### Provided material
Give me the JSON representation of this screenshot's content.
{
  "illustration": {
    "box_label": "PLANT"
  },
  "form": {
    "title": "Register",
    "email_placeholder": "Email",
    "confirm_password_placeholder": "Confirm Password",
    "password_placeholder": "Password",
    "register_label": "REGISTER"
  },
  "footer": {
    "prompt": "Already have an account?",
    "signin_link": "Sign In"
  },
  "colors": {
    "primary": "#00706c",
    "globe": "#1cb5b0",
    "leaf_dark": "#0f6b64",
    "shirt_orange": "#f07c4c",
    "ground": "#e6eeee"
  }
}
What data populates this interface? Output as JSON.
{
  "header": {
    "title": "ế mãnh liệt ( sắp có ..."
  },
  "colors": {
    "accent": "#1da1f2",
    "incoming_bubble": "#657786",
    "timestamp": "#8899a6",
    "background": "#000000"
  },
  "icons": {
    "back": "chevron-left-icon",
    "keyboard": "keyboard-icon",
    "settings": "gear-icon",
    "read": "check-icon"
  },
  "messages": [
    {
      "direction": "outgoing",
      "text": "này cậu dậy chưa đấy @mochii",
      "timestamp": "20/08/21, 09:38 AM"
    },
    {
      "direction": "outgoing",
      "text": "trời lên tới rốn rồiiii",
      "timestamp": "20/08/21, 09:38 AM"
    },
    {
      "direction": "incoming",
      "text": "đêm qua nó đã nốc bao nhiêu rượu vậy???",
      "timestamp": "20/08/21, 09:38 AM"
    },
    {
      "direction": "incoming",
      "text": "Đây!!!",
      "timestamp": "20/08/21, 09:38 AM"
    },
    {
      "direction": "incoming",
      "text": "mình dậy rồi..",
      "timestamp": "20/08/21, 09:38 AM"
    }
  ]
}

### What to work on
From the records above, extract every line exactly as it stands.

### Task solution
Give me the JSON representation of this screenshot's content.
{
  "illustration": {
    "box_label": "PLANT"
  },
  "form": {
    "title": "Register",
    "email_placeholder": "Email",
    "confirm_password_placeholder": "Confirm Password",
    "password_placeholder": "Password",
    "register_label": "REGISTER"
  },
  "footer": {
    "prompt": "Already have an account?",
    "signin_link": "Sign In"
  },
  "colors": {
    "primary": "#00706c",
    "globe": "#1cb5b0",
    "leaf_dark": "#0f6b64",
    "shirt_orange": "#f07c4c",
    "ground": "#e6eeee"
  }
}
What data populates this interface? Output as JSON.
{
  "header": {
    "title": "ế mãnh liệt ( sắp có ..."
  },
  "colors": {
    "accent": "#1da1f2",
    "incoming_bubble": "#657786",
    "timestamp": "#8899a6",
    "background": "#000000"
  },
  "icons": {
    "back": "chevron-left-icon",
    "keyboard": "keyboard-icon",
    "settings": "gear-icon",
    "read": "check-icon"
  },
  "messages": [
    {
      "direction": "outgoing",
      "text": "này cậu dậy chưa đấy @mochii",
      "timestamp": "20/08/21, 09:38 AM"
    },
    {
      "direction": "outgoing",
      "text": "trời lên tới rốn rồiiii",
      "timestamp": "20/08/21, 09:38 AM"
    },
    {
      "direction": "incoming",
      "text": "đêm qua nó đã nốc bao nhiêu rượu vậy???",
      "timestamp": "20/08/21, 09:38 AM"
    },
    {
      "direction": "incoming",
      "text": "Đây!!!",
      "timestamp": "20/08/21, 09:38 AM"
    },
    {
      "direction": "incoming",
      "text": "mình dậy rồi..",
      "timestamp": "20/08/21, 09:38 AM"
    }
  ]
}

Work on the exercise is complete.